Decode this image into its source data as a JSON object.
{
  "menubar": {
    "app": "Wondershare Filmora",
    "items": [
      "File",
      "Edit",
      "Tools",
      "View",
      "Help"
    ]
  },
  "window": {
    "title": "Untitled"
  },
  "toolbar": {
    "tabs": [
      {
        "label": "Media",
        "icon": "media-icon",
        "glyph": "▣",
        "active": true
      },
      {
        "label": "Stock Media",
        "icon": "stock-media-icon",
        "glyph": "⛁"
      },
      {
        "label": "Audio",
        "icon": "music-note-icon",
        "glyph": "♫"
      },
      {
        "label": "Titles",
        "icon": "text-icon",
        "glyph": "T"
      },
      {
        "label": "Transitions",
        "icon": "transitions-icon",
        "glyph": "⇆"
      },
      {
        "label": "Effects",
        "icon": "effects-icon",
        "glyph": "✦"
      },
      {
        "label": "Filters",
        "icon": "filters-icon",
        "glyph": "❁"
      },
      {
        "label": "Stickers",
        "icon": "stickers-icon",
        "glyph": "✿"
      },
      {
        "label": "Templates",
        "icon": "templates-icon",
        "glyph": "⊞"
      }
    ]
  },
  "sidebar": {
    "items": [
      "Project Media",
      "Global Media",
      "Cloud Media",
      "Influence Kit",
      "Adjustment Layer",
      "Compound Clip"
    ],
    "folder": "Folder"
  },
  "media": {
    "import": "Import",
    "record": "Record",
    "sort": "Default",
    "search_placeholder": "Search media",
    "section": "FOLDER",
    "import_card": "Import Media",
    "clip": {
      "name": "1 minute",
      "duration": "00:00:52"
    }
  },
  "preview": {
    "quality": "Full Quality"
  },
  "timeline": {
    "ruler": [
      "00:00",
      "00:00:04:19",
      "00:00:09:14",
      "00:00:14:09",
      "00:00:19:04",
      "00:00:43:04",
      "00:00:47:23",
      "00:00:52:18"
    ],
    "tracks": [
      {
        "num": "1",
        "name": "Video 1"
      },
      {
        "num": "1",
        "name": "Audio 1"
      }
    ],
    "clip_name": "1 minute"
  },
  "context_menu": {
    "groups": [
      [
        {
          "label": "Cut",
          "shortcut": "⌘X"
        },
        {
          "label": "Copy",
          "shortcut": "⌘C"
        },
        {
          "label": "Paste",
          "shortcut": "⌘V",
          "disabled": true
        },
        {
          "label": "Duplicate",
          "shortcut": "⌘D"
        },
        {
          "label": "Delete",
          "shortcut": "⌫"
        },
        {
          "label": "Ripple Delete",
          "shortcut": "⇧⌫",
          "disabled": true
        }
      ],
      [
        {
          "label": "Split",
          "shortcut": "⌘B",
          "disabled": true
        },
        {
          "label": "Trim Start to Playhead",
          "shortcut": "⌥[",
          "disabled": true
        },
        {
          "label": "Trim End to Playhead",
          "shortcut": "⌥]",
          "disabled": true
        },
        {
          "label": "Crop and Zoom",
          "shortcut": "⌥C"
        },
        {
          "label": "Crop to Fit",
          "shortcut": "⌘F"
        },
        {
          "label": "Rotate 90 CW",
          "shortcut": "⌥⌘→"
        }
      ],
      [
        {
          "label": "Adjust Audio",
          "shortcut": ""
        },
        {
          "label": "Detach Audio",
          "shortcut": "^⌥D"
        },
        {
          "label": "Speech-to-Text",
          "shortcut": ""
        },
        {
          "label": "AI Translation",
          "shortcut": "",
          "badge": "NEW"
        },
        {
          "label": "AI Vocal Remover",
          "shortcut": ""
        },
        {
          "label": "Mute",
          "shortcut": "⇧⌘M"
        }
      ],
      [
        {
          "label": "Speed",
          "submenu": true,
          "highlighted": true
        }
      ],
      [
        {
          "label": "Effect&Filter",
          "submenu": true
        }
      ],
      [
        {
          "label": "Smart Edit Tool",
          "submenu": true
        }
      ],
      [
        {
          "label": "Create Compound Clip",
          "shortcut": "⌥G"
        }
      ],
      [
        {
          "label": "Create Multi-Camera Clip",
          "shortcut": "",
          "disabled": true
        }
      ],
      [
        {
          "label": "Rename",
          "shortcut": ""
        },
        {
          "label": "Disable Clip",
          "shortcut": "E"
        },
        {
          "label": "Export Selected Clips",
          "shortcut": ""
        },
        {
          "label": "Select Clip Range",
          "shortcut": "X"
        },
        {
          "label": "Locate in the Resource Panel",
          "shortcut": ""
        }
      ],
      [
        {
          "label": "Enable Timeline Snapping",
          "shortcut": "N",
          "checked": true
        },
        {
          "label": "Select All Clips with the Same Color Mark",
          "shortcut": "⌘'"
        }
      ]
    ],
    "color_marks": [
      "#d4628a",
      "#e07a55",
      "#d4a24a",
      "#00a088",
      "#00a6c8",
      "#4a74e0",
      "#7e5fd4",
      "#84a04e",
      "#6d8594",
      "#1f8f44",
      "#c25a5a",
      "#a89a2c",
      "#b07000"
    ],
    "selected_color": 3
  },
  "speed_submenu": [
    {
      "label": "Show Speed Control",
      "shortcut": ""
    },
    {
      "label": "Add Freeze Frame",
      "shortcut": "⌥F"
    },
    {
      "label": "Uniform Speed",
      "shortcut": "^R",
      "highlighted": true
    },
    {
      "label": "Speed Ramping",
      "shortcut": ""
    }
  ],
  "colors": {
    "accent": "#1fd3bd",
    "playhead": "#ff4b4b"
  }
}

Task directions:
Extract the full listing above without alteration.

Solution for this task:
Decode this image into its source data as a JSON object.
{
  "menubar": {
    "app": "Wondershare Filmora",
    "items": [
      "File",
      "Edit",
      "Tools",
      "View",
      "Help"
    ]
  },
  "window": {
    "title": "Untitled"
  },
  "toolbar": {
    "tabs": [
      {
        "label": "Media",
        "icon": "media-icon",
        "glyph": "▣",
        "active": true
      },
      {
        "label": "Stock Media",
        "icon": "stock-media-icon",
        "glyph": "⛁"
      },
      {
        "label": "Audio",
        "icon": "music-note-icon",
        "glyph": "♫"
      },
      {
        "label": "Titles",
        "icon": "text-icon",
        "glyph": "T"
      },
      {
        "label": "Transitions",
        "icon": "transitions-icon",
        "glyph": "⇆"
      },
      {
        "label": "Effects",
        "icon": "effects-icon",
        "glyph": "✦"
      },
      {
        "label": "Filters",
        "icon": "filters-icon",
        "glyph": "❁"
      },
      {
        "label": "Stickers",
        "icon": "stickers-icon",
        "glyph": "✿"
      },
      {
        "label": "Templates",
        "icon": "templates-icon",
        "glyph": "⊞"
      }
    ]
  },
  "sidebar": {
    "items": [
      "Project Media",
      "Global Media",
      "Cloud Media",
      "Influence Kit",
      "Adjustment Layer",
      "Compound Clip"
    ],
    "folder": "Folder"
  },
  "media": {
    "import": "Import",
    "record": "Record",
    "sort": "Default",
    "search_placeholder": "Search media",
    "section": "FOLDER",
    "import_card": "Import Media",
    "clip": {
      "name": "1 minute",
      "duration": "00:00:52"
    }
  },
  "preview": {
    "quality": "Full Quality"
  },
  "timeline": {
    "ruler": [
      "00:00",
      "00:00:04:19",
      "00:00:09:14",
      "00:00:14:09",
      "00:00:19:04",
      "00:00:43:04",
      "00:00:47:23",
      "00:00:52:18"
    ],
    "tracks": [
      {
        "num": "1",
        "name": "Video 1"
      },
      {
        "num": "1",
        "name": "Audio 1"
      }
    ],
    "clip_name": "1 minute"
  },
  "context_menu": {
    "groups": [
      [
        {
          "label": "Cut",
          "shortcut": "⌘X"
        },
        {
          "label": "Copy",
          "shortcut": "⌘C"
        },
        {
          "label": "Paste",
          "shortcut": "⌘V",
          "disabled": true
        },
        {
          "label": "Duplicate",
          "shortcut": "⌘D"
        },
        {
          "label": "Delete",
          "shortcut": "⌫"
        },
        {
          "label": "Ripple Delete",
          "shortcut": "⇧⌫",
          "disabled": true
        }
      ],
      [
        {
          "label": "Split",
          "shortcut": "⌘B",
          "disabled": true
        },
        {
          "label": "Trim Start to Playhead",
          "shortcut": "⌥[",
          "disabled": true
        },
        {
          "label": "Trim End to Playhead",
          "shortcut": "⌥]",
          "disabled": true
        },
        {
          "label": "Crop and Zoom",
          "shortcut": "⌥C"
        },
        {
          "label": "Crop to Fit",
          "shortcut": "⌘F"
        },
        {
          "label": "Rotate 90 CW",
          "shortcut": "⌥⌘→"
        }
      ],
      [
        {
          "label": "Adjust Audio",
          "shortcut": ""
        },
        {
          "label": "Detach Audio",
          "shortcut": "^⌥D"
        },
        {
          "label": "Speech-to-Text",
          "shortcut": ""
        },
        {
          "label": "AI Translation",
          "shortcut": "",
          "badge": "NEW"
        },
        {
          "label": "AI Vocal Remover",
          "shortcut": ""
        },
        {
          "label": "Mute",
          "shortcut": "⇧⌘M"
        }
      ],
      [
        {
          "label": "Speed",
          "submenu": true,
          "highlighted": true
        }
      ],
      [
        {
          "label": "Effect&Filter",
          "submenu": true
        }
      ],
      [
        {
          "label": "Smart Edit Tool",
          "submenu": true
        }
      ],
      [
        {
          "label": "Create Compound Clip",
          "shortcut": "⌥G"
        }
      ],
      [
        {
          "label": "Create Multi-Camera Clip",
          "shortcut": "",
          "disabled": true
        }
      ],
      [
        {
          "label": "Rename",
          "shortcut": ""
        },
        {
          "label": "Disable Clip",
          "shortcut": "E"
        },
        {
          "label": "Export Selected Clips",
          "shortcut": ""
        },
        {
          "label": "Select Clip Range",
          "shortcut": "X"
        },
        {
          "label": "Locate in the Resource Panel",
          "shortcut": ""
        }
      ],
      [
        {
          "label": "Enable Timeline Snapping",
          "shortcut": "N",
          "checked": true
        },
        {
          "label": "Select All Clips with the Same Color Mark",
          "shortcut": "⌘'"
        }
      ]
    ],
    "color_marks": [
      "#d4628a",
      "#e07a55",
      "#d4a24a",
      "#00a088",
      "#00a6c8",
      "#4a74e0",
      "#7e5fd4",
      "#84a04e",
      "#6d8594",
      "#1f8f44",
      "#c25a5a",
      "#a89a2c",
      "#b07000"
    ],
    "selected_color": 3
  },
  "speed_submenu": [
    {
      "label": "Show Speed Control",
      "shortcut": ""
    },
    {
      "label": "Add Freeze Frame",
      "shortcut": "⌥F"
    },
    {
      "label": "Uniform Speed",
      "shortcut": "^R",
      "highlighted": true
    },
    {
      "label": "Speed Ramping",
      "shortcut": ""
    }
  ],
  "colors": {
    "accent": "#1fd3bd",
    "playhead": "#ff4b4b"
  }
}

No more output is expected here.